■ **Dataset entries**:
====

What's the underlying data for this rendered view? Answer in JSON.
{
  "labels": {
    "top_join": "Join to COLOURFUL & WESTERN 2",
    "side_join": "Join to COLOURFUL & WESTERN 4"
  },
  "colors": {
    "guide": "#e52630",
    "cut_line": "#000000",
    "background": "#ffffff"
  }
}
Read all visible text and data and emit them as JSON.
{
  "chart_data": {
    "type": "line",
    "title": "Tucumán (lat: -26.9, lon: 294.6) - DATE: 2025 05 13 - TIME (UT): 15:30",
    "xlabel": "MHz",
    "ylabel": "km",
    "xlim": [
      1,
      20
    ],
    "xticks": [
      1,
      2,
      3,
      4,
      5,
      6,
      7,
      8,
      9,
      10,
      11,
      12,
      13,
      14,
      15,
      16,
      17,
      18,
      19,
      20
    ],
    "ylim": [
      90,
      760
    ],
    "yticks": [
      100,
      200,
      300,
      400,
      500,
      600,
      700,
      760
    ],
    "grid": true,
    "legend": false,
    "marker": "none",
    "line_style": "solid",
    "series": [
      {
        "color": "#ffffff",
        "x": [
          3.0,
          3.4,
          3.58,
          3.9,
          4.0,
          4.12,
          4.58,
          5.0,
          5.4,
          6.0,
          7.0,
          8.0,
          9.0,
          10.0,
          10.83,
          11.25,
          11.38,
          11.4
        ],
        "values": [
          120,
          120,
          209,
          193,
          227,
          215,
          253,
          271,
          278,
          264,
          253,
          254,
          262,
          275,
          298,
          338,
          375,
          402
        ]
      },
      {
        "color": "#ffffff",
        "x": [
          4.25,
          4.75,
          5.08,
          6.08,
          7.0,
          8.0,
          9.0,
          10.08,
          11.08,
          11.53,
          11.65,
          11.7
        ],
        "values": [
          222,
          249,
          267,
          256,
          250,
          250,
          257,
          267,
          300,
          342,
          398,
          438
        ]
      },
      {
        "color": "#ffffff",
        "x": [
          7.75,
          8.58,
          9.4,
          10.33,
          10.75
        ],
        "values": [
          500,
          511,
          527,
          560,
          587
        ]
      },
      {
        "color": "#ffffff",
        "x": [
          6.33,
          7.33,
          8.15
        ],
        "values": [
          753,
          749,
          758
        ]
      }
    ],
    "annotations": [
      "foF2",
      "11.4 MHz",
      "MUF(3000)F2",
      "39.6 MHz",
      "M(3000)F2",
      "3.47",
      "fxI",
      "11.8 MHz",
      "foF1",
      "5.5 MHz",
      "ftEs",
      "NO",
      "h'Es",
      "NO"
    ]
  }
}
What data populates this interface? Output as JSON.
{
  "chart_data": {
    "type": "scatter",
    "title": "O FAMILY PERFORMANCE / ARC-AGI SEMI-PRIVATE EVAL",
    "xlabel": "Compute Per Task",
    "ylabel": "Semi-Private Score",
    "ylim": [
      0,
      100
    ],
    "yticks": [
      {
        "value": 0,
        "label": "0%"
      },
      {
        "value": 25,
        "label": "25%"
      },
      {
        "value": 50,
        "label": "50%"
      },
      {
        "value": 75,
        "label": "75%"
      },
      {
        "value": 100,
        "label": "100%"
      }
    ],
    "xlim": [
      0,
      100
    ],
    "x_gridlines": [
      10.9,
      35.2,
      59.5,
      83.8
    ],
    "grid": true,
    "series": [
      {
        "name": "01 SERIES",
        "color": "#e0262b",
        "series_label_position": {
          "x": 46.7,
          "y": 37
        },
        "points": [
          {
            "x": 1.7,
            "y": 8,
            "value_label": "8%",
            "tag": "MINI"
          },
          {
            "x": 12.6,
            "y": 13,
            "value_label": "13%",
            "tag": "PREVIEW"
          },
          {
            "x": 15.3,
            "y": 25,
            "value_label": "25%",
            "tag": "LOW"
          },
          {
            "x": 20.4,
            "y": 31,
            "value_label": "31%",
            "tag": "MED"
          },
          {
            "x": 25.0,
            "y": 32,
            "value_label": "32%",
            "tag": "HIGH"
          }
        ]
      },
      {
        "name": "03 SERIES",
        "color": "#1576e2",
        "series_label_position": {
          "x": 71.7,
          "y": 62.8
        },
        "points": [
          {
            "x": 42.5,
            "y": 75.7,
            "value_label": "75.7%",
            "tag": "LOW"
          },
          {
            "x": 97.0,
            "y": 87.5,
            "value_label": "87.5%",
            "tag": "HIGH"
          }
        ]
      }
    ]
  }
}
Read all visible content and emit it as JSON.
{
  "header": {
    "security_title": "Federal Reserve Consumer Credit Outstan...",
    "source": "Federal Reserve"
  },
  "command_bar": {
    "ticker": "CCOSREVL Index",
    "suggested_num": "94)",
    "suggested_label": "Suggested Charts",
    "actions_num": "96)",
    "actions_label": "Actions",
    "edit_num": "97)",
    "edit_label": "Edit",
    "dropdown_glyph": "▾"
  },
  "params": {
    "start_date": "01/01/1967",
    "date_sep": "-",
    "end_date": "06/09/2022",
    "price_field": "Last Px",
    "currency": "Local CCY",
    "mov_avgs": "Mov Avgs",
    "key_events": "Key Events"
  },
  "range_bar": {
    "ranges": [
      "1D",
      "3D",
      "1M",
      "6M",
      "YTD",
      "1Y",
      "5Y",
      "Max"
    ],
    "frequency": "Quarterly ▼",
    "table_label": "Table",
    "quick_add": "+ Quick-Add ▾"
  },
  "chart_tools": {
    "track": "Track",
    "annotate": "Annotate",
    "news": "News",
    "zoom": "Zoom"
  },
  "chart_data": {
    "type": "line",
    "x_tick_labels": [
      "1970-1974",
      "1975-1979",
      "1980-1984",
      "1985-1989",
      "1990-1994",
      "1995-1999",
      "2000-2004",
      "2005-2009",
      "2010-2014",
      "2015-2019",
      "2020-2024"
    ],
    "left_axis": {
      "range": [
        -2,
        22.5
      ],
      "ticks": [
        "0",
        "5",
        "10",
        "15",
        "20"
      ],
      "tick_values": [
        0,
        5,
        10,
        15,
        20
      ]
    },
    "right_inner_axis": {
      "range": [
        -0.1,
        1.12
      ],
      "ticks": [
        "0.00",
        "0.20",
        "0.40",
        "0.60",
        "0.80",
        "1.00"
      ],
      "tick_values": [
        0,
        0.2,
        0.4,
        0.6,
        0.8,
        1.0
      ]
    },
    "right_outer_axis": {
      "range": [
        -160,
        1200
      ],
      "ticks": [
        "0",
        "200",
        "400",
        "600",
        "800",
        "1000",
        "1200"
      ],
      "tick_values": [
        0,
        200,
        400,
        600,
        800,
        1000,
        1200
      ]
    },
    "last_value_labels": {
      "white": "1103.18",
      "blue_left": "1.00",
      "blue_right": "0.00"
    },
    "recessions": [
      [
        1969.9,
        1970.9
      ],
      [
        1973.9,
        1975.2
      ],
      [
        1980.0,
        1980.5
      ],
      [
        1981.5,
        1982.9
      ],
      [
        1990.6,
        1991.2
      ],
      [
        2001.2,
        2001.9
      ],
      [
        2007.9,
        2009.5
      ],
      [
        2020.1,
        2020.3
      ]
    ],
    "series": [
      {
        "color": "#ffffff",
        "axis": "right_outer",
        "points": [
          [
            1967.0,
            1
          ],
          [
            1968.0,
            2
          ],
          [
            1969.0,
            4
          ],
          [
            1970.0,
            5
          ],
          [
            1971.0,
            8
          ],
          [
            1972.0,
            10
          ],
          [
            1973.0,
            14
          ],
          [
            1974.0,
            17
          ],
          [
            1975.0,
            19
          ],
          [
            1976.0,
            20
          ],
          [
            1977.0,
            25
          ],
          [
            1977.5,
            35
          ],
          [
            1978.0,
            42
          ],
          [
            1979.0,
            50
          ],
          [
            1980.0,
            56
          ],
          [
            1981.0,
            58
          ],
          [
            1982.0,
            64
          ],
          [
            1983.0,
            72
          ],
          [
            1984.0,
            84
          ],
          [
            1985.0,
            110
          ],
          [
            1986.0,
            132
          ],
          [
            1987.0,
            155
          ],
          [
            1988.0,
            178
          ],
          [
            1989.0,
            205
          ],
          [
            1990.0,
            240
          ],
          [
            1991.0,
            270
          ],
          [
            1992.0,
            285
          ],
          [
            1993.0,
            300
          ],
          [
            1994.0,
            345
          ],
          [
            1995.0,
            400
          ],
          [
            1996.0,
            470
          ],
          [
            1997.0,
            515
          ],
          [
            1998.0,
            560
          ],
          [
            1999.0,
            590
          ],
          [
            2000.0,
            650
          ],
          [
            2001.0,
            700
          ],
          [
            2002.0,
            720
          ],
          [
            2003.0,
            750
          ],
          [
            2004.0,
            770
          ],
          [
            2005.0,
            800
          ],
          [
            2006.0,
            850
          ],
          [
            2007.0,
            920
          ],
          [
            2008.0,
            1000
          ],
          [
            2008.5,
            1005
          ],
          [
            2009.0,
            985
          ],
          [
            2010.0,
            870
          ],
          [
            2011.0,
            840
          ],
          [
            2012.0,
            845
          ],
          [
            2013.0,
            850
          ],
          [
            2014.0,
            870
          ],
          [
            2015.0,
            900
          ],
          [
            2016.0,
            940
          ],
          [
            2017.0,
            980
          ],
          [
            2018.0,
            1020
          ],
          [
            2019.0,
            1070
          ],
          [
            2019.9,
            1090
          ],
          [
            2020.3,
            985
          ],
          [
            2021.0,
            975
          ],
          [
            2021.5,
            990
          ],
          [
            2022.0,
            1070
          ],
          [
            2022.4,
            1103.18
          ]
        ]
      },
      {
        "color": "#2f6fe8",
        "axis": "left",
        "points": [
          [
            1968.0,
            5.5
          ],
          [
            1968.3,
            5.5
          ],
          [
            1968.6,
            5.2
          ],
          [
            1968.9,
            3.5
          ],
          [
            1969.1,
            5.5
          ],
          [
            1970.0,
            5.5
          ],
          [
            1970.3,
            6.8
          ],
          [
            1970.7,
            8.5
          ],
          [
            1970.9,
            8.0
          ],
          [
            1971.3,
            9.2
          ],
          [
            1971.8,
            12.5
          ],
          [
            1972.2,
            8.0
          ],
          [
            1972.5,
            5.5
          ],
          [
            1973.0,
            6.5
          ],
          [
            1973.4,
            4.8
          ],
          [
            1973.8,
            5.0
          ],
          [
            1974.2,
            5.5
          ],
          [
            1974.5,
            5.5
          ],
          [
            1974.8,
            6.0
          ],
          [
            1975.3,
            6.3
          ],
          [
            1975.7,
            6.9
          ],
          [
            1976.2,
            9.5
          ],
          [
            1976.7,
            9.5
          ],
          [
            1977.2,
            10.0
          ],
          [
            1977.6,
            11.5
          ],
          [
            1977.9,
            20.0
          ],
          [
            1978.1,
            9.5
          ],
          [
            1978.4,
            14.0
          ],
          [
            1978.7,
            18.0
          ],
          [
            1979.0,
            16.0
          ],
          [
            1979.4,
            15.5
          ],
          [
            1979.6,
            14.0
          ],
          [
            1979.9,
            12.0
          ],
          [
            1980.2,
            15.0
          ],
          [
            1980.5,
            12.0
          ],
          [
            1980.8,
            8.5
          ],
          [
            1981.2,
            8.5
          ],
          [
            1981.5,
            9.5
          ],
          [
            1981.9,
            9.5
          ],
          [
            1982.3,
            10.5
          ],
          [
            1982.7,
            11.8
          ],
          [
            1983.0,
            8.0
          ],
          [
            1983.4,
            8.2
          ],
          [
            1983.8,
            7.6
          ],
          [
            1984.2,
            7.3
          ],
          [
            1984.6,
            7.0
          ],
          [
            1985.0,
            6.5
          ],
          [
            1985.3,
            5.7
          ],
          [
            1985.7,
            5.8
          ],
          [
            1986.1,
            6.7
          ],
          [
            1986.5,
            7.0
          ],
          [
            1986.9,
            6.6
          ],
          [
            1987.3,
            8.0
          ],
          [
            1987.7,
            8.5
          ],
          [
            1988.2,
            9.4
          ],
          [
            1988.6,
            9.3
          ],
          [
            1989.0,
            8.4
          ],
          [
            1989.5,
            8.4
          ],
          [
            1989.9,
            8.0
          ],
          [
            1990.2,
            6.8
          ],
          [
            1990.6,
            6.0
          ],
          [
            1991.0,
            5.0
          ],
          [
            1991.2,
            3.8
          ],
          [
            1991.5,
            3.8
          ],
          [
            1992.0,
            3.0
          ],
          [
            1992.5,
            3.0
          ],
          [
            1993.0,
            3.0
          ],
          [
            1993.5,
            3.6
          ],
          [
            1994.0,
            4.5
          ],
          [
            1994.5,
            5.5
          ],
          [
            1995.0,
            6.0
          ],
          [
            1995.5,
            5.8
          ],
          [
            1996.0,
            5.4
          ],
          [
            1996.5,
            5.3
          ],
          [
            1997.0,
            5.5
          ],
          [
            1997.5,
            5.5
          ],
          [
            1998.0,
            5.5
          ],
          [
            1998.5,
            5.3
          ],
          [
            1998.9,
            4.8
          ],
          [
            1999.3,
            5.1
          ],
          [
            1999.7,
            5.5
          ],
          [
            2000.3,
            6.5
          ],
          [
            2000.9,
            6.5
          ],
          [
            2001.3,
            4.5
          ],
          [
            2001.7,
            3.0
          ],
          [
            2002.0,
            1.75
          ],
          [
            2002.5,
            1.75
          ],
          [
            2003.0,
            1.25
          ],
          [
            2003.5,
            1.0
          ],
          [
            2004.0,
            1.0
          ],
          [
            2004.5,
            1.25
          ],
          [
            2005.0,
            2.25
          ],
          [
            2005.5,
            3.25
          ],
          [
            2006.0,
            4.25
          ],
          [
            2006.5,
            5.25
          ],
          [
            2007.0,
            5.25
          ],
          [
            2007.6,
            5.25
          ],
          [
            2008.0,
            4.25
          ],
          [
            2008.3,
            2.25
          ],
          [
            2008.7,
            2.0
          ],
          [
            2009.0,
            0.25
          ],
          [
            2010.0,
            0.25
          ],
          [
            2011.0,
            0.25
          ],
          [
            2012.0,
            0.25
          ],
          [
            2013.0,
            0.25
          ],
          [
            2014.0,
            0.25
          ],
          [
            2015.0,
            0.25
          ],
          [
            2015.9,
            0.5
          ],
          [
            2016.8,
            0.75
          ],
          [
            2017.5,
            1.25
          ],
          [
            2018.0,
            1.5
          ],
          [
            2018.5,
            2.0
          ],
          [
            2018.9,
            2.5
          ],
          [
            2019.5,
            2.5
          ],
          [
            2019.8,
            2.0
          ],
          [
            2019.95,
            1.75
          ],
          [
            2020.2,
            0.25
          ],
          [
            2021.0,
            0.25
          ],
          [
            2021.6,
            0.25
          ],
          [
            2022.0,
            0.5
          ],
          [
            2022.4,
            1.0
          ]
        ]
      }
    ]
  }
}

====

■ **Work to be completed**: Copy out all lines above that include the string "emit".

■ **Task result**:
Read all visible text and data and emit them as JSON.
Read all visible content and emit it as JSON.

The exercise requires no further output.